** START STORED RECORDS **

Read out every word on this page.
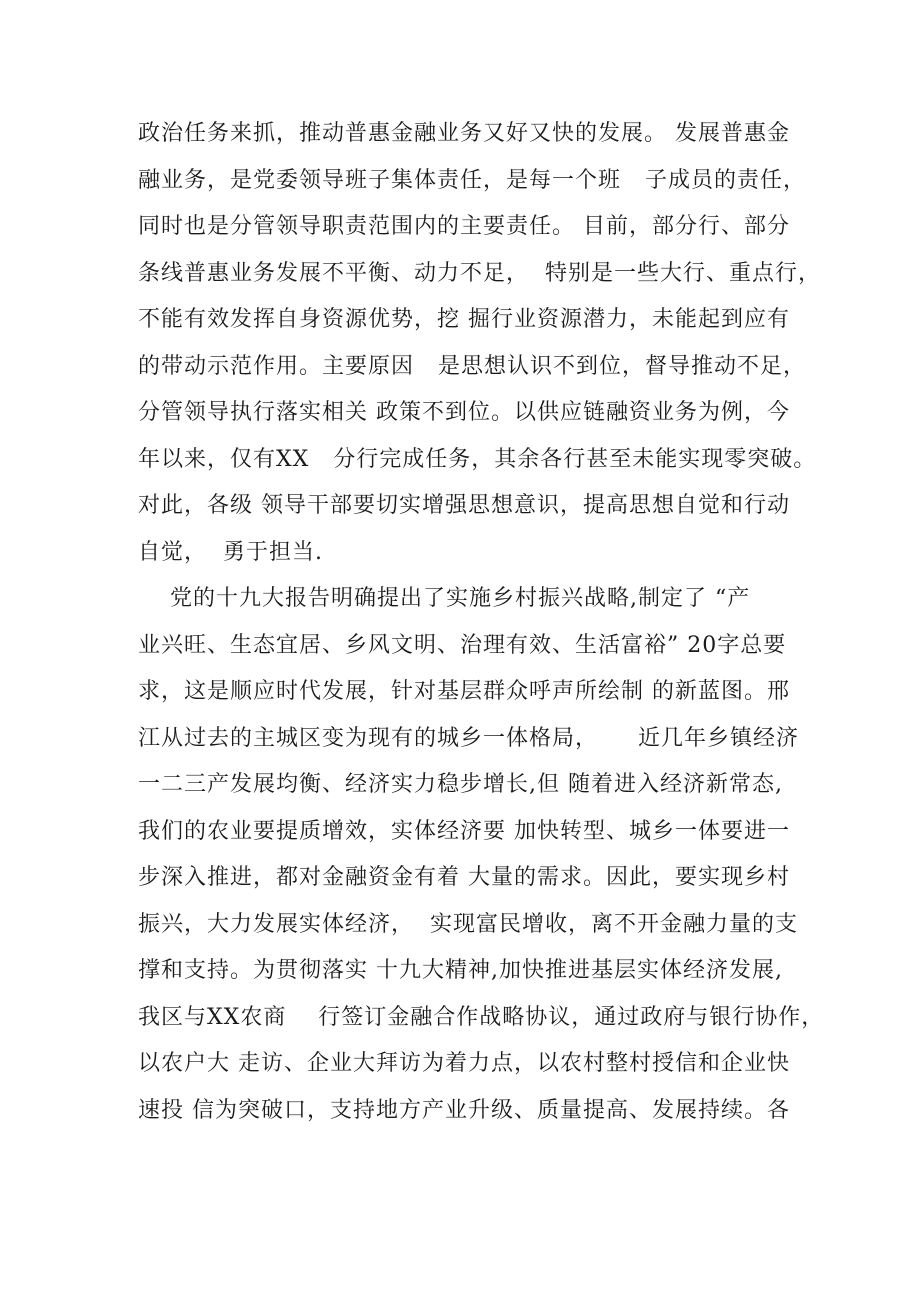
政治任务来抓，推动普惠金融业务又好又快的发展。 发展普惠金
融业务，是党委领导班子集体责任，是每一个班   子成员的责任，
同时也是分管领导职责范围内的主要责任。 目前，部分行、部分
条线普惠业务发展不平衡、动力不足，  特别是一些大行、重点行，
不能有效发挥自身资源优势，挖 掘行业资源潜力，未能起到应有
的带动示范作用。主要原因   是思想认识不到位，督导推动不足，
分管领导执行落实相关 政策不到位。以供应链融资业务为例，今
年以来，仅有XX   分行完成任务，其余各行甚至未能实现零突破。
对此，各级 领导干部要切实增强思想意识，提高思想自觉和行动
自觉，  勇于担当.
党的十九大报告明确提出了实施乡村振兴战略,制定了 “产
业兴旺、生态宜居、乡风文明、治理有效、生活富裕” 20字总要
求，这是顺应时代发展，针对基层群众呼声所绘制 的新蓝图。邢
江从过去的主城区变为现有的城乡一体格局，     近几年乡镇经济
一二三产发展均衡、经济实力稳步增长,但 随着进入经济新常态,
我们的农业要提质增效，实体经济要 加快转型、城乡一体要进一
步深入推进，都对金融资金有着 大量的需求。因此，要实现乡村
振兴，大力发展实体经济，  实现富民增收，离不开金融力量的支
撑和支持。为贯彻落实 十九大精神,加快推进基层实体经济发展,
我区与XX农商    行签订金融合作战略协议，通过政府与银行协作，
以农户大 走访、企业大拜访为着力点，以农村整村授信和企业快
速投 信为突破口，支持地方产业升级、质量提高、发展持续。各
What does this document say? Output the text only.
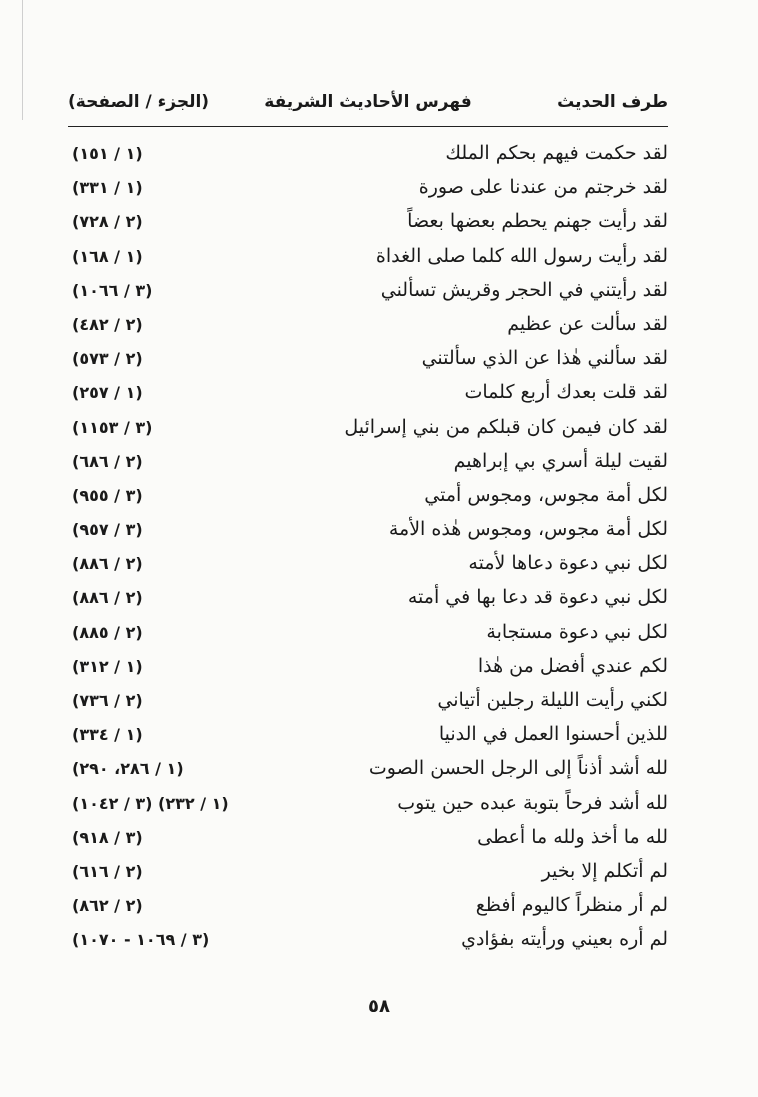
طرف الحديث
فهرس الأحاديث الشريفة
(الجزء / الصفحة)
لقد حكمت فيهم بحكم الملك
(١ / ١٥١)
لقد خرجتم من عندنا على صورة
(١ / ٣٣١)
لقد رأيت جهنم يحطم بعضها بعضاً
(٢ / ٧٢٨)
لقد رأيت رسول الله كلما صلى الغداة
(١ / ١٦٨)
لقد رأيتني في الحجر وقريش تسألني
(٣ / ١٠٦٦)
لقد سألت عن عظيم
(٢ / ٤٨٢)
لقد سألني هٰذا عن الذي سألتني
(٢ / ٥٧٣)
لقد قلت بعدك أربع كلمات
(١ / ٢٥٧)
لقد كان فيمن كان قبلكم من بني إسرائيل
(٣ / ١١٥٣)
لقيت ليلة أسري بي إبراهيم
(٢ / ٦٨٦)
لكل أمة مجوس، ومجوس أمتي
(٣ / ٩٥٥)
لكل أمة مجوس، ومجوس هٰذه الأمة
(٣ / ٩٥٧)
لكل نبي دعوة دعاها لأمته
(٢ / ٨٨٦)
لكل نبي دعوة قد دعا بها في أمته
(٢ / ٨٨٦)
لكل نبي دعوة مستجابة
(٢ / ٨٨٥)
لكم عندي أفضل من هٰذا
(١ / ٣١٢)
لكني رأيت الليلة رجلين أتياني
(٢ / ٧٣٦)
للذين أحسنوا العمل في الدنيا
(١ / ٣٣٤)
لله أشد أذناً إلى الرجل الحسن الصوت
(١ / ٢٨٦، ٢٩٠)
لله أشد فرحاً بتوبة عبده حين يتوب
(١ / ٢٣٢) (٣ / ١٠٤٢)
لله ما أخذ ولله ما أعطى
(٣ / ٩١٨)
لم أتكلم إلا بخير
(٢ / ٦١٦)
لم أر منظراً كاليوم أفظع
(٢ / ٨٦٢)
لم أره بعيني ورأيته بفؤادي
(٣ / ١٠٦٩ - ١٠٧٠)
٥٨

** END STORED RECORDS **

Collect every line from the records above that contains the word "مجوس".

◆ OUTPUT BELOW:
لكل أمة مجوس، ومجوس أمتي
لكل أمة مجوس، ومجوس هٰذه الأمة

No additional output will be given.